GOAL OF THE EXERCISE ▸
Your answer must be the data repeated exactly, with no pictures in it.

++++++++

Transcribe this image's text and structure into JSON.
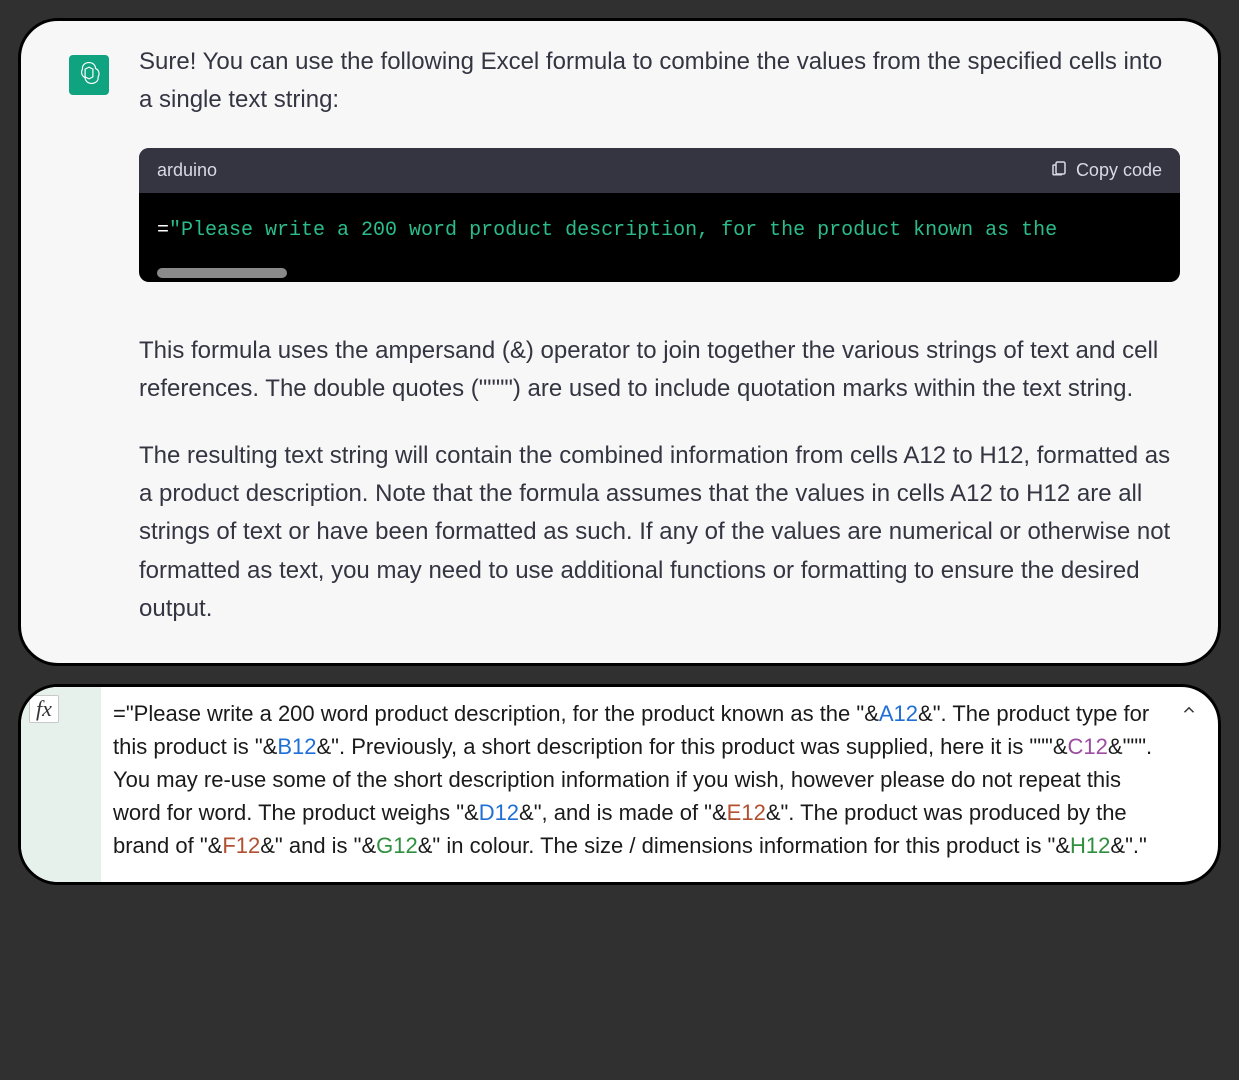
{
  "chat": {
    "intro": "Sure! You can use the following Excel formula to combine the values from the specified cells into a single text string:",
    "code": {
      "lang_label": "arduino",
      "copy_label": "Copy code",
      "visible_line_prefix": "=",
      "visible_line_string": "\"Please write a 200 word product description, for the product known as the"
    },
    "para1": "This formula uses the ampersand (&) operator to join together the various strings of text and cell references. The double quotes (\"\"\"\") are used to include quotation marks within the text string.",
    "para2": "The resulting text string will contain the combined information from cells A12 to H12, formatted as a product description. Note that the formula assumes that the values in cells A12 to H12 are all strings of text or have been formatted as such. If any of the values are numerical or otherwise not formatted as text, you may need to use additional functions or formatting to ensure the desired output."
  },
  "excel": {
    "fx_label": "fx",
    "formula_segments": [
      {
        "t": "text",
        "v": "=\"Please write a 200 word product description, for the product known as the \"&"
      },
      {
        "t": "ref",
        "v": "A12",
        "class": "ref-A"
      },
      {
        "t": "text",
        "v": "&\". The product type for this product is \"&"
      },
      {
        "t": "ref",
        "v": "B12",
        "class": "ref-B"
      },
      {
        "t": "text",
        "v": "&\". Previously, a short description for this product was supplied, here it is \"\"\"&"
      },
      {
        "t": "ref",
        "v": "C12",
        "class": "ref-C"
      },
      {
        "t": "text",
        "v": "&\"\"\". You may re-use some of the short description information if you wish, however please do not repeat this word for word. The product weighs \"&"
      },
      {
        "t": "ref",
        "v": "D12",
        "class": "ref-D"
      },
      {
        "t": "text",
        "v": "&\", and is made of \"&"
      },
      {
        "t": "ref",
        "v": "E12",
        "class": "ref-E"
      },
      {
        "t": "text",
        "v": "&\". The product was produced by the brand of \"&"
      },
      {
        "t": "ref",
        "v": "F12",
        "class": "ref-F"
      },
      {
        "t": "text",
        "v": "&\" and is \"&"
      },
      {
        "t": "ref",
        "v": "G12",
        "class": "ref-G"
      },
      {
        "t": "text",
        "v": "&\" in colour. The size / dimensions information for this product is \"&"
      },
      {
        "t": "ref",
        "v": "H12",
        "class": "ref-H"
      },
      {
        "t": "text",
        "v": "&\".\""
      }
    ]
  }
}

++++++++

REPLY ▸
Transcribe this image's text and structure into JSON.
{
  "chat": {
    "intro": "Sure! You can use the following Excel formula to combine the values from the specified cells into a single text string:",
    "code": {
      "lang_label": "arduino",
      "copy_label": "Copy code",
      "visible_line_prefix": "=",
      "visible_line_string": "\"Please write a 200 word product description, for the product known as the"
    },
    "para1": "This formula uses the ampersand (&) operator to join together the various strings of text and cell references. The double quotes (\"\"\"\") are used to include quotation marks within the text string.",
    "para2": "The resulting text string will contain the combined information from cells A12 to H12, formatted as a product description. Note that the formula assumes that the values in cells A12 to H12 are all strings of text or have been formatted as such. If any of the values are numerical or otherwise not formatted as text, you may need to use additional functions or formatting to ensure the desired output."
  },
  "excel": {
    "fx_label": "fx",
    "formula_segments": [
      {
        "t": "text",
        "v": "=\"Please write a 200 word product description, for the product known as the \"&"
      },
      {
        "t": "ref",
        "v": "A12",
        "class": "ref-A"
      },
      {
        "t": "text",
        "v": "&\". The product type for this product is \"&"
      },
      {
        "t": "ref",
        "v": "B12",
        "class": "ref-B"
      },
      {
        "t": "text",
        "v": "&\". Previously, a short description for this product was supplied, here it is \"\"\"&"
      },
      {
        "t": "ref",
        "v": "C12",
        "class": "ref-C"
      },
      {
        "t": "text",
        "v": "&\"\"\". You may re-use some of the short description information if you wish, however please do not repeat this word for word. The product weighs \"&"
      },
      {
        "t": "ref",
        "v": "D12",
        "class": "ref-D"
      },
      {
        "t": "text",
        "v": "&\", and is made of \"&"
      },
      {
        "t": "ref",
        "v": "E12",
        "class": "ref-E"
      },
      {
        "t": "text",
        "v": "&\". The product was produced by the brand of \"&"
      },
      {
        "t": "ref",
        "v": "F12",
        "class": "ref-F"
      },
      {
        "t": "text",
        "v": "&\" and is \"&"
      },
      {
        "t": "ref",
        "v": "G12",
        "class": "ref-G"
      },
      {
        "t": "text",
        "v": "&\" in colour. The size / dimensions information for this product is \"&"
      },
      {
        "t": "ref",
        "v": "H12",
        "class": "ref-H"
      },
      {
        "t": "text",
        "v": "&\".\""
      }
    ]
  }
}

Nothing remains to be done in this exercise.